Exercise prompt
Collect all lines containing the word "tested" from the data.
━━━━━ Extracted data ━━━━━
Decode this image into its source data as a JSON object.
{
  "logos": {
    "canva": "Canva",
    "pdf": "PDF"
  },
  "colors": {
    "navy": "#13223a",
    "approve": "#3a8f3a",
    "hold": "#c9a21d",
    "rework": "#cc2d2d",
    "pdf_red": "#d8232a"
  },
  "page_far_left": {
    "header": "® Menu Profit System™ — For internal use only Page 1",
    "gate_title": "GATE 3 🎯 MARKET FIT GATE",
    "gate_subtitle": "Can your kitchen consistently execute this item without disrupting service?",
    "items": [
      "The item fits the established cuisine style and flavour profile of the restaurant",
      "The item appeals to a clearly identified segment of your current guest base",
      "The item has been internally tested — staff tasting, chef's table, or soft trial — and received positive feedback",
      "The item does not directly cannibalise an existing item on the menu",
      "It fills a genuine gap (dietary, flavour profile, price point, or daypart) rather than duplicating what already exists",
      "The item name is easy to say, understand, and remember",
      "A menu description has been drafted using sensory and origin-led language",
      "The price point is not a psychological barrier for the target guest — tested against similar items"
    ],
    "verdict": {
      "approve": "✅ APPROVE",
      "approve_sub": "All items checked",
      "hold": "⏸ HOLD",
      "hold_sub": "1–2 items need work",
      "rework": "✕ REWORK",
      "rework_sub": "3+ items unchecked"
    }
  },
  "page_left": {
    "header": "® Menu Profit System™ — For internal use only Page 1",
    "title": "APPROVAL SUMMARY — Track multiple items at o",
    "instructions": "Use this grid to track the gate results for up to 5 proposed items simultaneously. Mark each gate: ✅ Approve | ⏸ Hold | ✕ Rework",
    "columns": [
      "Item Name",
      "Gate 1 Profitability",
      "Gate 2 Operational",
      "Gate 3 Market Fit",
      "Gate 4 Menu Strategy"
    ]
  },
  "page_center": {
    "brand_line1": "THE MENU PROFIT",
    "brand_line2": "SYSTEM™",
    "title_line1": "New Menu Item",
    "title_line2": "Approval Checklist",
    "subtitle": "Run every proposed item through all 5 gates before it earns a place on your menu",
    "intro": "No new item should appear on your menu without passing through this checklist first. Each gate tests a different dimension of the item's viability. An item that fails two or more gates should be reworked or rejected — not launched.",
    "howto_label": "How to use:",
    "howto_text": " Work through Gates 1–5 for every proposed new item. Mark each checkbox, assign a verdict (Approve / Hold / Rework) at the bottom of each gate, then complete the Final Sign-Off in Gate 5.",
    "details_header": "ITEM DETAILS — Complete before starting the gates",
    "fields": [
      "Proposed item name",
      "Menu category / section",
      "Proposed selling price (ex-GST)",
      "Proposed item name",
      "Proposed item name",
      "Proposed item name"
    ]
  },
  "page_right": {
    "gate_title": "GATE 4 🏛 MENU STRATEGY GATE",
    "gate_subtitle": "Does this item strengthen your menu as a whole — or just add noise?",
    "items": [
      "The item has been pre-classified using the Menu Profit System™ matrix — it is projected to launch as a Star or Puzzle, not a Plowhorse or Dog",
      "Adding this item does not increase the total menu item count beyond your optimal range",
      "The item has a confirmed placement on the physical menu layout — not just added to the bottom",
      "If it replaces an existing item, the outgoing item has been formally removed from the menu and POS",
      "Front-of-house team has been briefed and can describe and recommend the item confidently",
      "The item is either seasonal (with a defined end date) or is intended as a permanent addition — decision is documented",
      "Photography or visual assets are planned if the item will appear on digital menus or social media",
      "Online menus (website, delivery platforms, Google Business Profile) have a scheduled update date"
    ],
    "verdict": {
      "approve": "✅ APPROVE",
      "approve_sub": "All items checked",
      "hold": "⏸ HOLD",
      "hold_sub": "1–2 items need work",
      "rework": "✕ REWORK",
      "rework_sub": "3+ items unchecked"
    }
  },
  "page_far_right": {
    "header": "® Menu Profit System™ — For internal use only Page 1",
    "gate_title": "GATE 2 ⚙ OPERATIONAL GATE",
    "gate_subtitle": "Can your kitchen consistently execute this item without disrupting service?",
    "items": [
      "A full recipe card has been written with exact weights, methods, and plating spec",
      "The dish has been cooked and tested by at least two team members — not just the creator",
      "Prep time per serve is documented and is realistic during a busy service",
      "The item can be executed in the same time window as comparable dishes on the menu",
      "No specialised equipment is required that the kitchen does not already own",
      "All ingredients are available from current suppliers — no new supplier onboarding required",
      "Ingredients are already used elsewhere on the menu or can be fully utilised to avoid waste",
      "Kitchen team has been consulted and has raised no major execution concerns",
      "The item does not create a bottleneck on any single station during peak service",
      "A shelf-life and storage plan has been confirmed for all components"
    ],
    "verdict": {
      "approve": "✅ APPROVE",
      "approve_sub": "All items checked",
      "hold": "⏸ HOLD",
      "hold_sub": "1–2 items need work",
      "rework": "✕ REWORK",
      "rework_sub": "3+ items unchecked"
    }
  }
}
━━━━━
Written response
      "The item has been internally tested — staff tasting, chef's table, or soft trial — and received positive feedback",
      "The price point is not a psychological barrier for the target guest — tested against similar items"
      "The dish has been cooked and tested by at least two team members — not just the creator",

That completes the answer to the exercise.